• TASK TO CARRY OUT:
Render every entry verbatim.
== MATERIAL FOR THIS EXERCISE
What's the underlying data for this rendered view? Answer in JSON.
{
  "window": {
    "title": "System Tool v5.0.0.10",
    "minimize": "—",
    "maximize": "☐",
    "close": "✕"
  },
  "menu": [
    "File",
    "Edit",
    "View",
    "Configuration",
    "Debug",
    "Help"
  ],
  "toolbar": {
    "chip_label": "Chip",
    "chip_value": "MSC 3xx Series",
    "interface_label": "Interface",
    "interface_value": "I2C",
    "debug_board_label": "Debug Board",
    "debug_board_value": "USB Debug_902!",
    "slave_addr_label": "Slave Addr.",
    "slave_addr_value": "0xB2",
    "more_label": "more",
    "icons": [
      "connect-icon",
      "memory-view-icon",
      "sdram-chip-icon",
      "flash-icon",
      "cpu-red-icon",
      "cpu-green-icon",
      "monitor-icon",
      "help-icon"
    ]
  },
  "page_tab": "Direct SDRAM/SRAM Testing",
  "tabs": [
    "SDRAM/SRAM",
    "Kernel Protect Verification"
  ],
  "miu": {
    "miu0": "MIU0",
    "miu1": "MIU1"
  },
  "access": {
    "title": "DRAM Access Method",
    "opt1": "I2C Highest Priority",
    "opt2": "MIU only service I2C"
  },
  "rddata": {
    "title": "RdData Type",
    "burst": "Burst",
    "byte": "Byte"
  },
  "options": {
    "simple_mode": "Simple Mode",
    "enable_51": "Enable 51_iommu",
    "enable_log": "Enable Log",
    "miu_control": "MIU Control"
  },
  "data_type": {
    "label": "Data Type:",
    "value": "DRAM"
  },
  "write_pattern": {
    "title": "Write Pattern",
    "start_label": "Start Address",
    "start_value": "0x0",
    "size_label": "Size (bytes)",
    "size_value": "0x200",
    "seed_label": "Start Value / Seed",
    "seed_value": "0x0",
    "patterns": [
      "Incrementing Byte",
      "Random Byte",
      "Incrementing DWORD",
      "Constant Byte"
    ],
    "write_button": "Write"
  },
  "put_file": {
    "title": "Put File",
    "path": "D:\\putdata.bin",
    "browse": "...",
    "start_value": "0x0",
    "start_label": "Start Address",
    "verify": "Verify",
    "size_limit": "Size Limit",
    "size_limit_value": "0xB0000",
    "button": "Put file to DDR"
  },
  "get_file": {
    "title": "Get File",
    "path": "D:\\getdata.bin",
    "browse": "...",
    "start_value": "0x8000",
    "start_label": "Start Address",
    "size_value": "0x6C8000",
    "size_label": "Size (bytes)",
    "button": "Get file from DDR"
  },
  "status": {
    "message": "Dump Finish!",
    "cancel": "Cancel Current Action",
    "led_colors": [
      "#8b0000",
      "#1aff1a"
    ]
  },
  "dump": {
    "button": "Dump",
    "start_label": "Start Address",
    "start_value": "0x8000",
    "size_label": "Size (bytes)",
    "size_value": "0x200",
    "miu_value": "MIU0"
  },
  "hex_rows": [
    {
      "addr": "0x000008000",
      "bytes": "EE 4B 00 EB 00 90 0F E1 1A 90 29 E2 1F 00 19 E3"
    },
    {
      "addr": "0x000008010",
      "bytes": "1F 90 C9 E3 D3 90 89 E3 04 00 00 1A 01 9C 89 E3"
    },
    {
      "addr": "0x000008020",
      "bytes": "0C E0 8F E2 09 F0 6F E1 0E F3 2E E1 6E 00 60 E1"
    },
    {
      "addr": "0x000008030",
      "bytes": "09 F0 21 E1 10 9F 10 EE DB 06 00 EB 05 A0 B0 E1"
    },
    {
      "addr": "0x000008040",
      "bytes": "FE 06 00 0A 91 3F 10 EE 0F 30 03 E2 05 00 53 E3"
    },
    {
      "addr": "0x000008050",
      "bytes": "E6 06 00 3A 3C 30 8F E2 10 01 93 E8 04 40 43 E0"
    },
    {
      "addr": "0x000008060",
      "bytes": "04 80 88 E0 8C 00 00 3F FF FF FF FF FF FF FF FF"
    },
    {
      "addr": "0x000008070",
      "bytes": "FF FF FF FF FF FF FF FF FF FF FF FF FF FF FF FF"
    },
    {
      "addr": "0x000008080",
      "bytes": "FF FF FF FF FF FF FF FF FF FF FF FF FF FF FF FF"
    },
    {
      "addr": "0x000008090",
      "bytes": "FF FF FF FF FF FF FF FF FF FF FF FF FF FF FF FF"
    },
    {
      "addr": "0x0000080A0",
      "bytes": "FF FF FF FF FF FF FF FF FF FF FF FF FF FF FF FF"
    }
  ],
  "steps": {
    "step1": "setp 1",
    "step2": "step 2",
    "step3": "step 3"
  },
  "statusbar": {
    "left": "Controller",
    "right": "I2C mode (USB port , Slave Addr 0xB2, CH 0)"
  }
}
====
• WRITTEN REPLY:
What's the underlying data for this rendered view? Answer in JSON.
{
  "window": {
    "title": "System Tool v5.0.0.10",
    "minimize": "—",
    "maximize": "☐",
    "close": "✕"
  },
  "menu": [
    "File",
    "Edit",
    "View",
    "Configuration",
    "Debug",
    "Help"
  ],
  "toolbar": {
    "chip_label": "Chip",
    "chip_value": "MSC 3xx Series",
    "interface_label": "Interface",
    "interface_value": "I2C",
    "debug_board_label": "Debug Board",
    "debug_board_value": "USB Debug_902!",
    "slave_addr_label": "Slave Addr.",
    "slave_addr_value": "0xB2",
    "more_label": "more",
    "icons": [
      "connect-icon",
      "memory-view-icon",
      "sdram-chip-icon",
      "flash-icon",
      "cpu-red-icon",
      "cpu-green-icon",
      "monitor-icon",
      "help-icon"
    ]
  },
  "page_tab": "Direct SDRAM/SRAM Testing",
  "tabs": [
    "SDRAM/SRAM",
    "Kernel Protect Verification"
  ],
  "miu": {
    "miu0": "MIU0",
    "miu1": "MIU1"
  },
  "access": {
    "title": "DRAM Access Method",
    "opt1": "I2C Highest Priority",
    "opt2": "MIU only service I2C"
  },
  "rddata": {
    "title": "RdData Type",
    "burst": "Burst",
    "byte": "Byte"
  },
  "options": {
    "simple_mode": "Simple Mode",
    "enable_51": "Enable 51_iommu",
    "enable_log": "Enable Log",
    "miu_control": "MIU Control"
  },
  "data_type": {
    "label": "Data Type:",
    "value": "DRAM"
  },
  "write_pattern": {
    "title": "Write Pattern",
    "start_label": "Start Address",
    "start_value": "0x0",
    "size_label": "Size (bytes)",
    "size_value": "0x200",
    "seed_label": "Start Value / Seed",
    "seed_value": "0x0",
    "patterns": [
      "Incrementing Byte",
      "Random Byte",
      "Incrementing DWORD",
      "Constant Byte"
    ],
    "write_button": "Write"
  },
  "put_file": {
    "title": "Put File",
    "path": "D:\\putdata.bin",
    "browse": "...",
    "start_value": "0x0",
    "start_label": "Start Address",
    "verify": "Verify",
    "size_limit": "Size Limit",
    "size_limit_value": "0xB0000",
    "button": "Put file to DDR"
  },
  "get_file": {
    "title": "Get File",
    "path": "D:\\getdata.bin",
    "browse": "...",
    "start_value": "0x8000",
    "start_label": "Start Address",
    "size_value": "0x6C8000",
    "size_label": "Size (bytes)",
    "button": "Get file from DDR"
  },
  "status": {
    "message": "Dump Finish!",
    "cancel": "Cancel Current Action",
    "led_colors": [
      "#8b0000",
      "#1aff1a"
    ]
  },
  "dump": {
    "button": "Dump",
    "start_label": "Start Address",
    "start_value": "0x8000",
    "size_label": "Size (bytes)",
    "size_value": "0x200",
    "miu_value": "MIU0"
  },
  "hex_rows": [
    {
      "addr": "0x000008000",
      "bytes": "EE 4B 00 EB 00 90 0F E1 1A 90 29 E2 1F 00 19 E3"
    },
    {
      "addr": "0x000008010",
      "bytes": "1F 90 C9 E3 D3 90 89 E3 04 00 00 1A 01 9C 89 E3"
    },
    {
      "addr": "0x000008020",
      "bytes": "0C E0 8F E2 09 F0 6F E1 0E F3 2E E1 6E 00 60 E1"
    },
    {
      "addr": "0x000008030",
      "bytes": "09 F0 21 E1 10 9F 10 EE DB 06 00 EB 05 A0 B0 E1"
    },
    {
      "addr": "0x000008040",
      "bytes": "FE 06 00 0A 91 3F 10 EE 0F 30 03 E2 05 00 53 E3"
    },
    {
      "addr": "0x000008050",
      "bytes": "E6 06 00 3A 3C 30 8F E2 10 01 93 E8 04 40 43 E0"
    },
    {
      "addr": "0x000008060",
      "bytes": "04 80 88 E0 8C 00 00 3F FF FF FF FF FF FF FF FF"
    },
    {
      "addr": "0x000008070",
      "bytes": "FF FF FF FF FF FF FF FF FF FF FF FF FF FF FF FF"
    },
    {
      "addr": "0x000008080",
      "bytes": "FF FF FF FF FF FF FF FF FF FF FF FF FF FF FF FF"
    },
    {
      "addr": "0x000008090",
      "bytes": "FF FF FF FF FF FF FF FF FF FF FF FF FF FF FF FF"
    },
    {
      "addr": "0x0000080A0",
      "bytes": "FF FF FF FF FF FF FF FF FF FF FF FF FF FF FF FF"
    }
  ],
  "steps": {
    "step1": "setp 1",
    "step2": "step 2",
    "step3": "step 3"
  },
  "statusbar": {
    "left": "Controller",
    "right": "I2C mode (USB port , Slave Addr 0xB2, CH 0)"
  }
}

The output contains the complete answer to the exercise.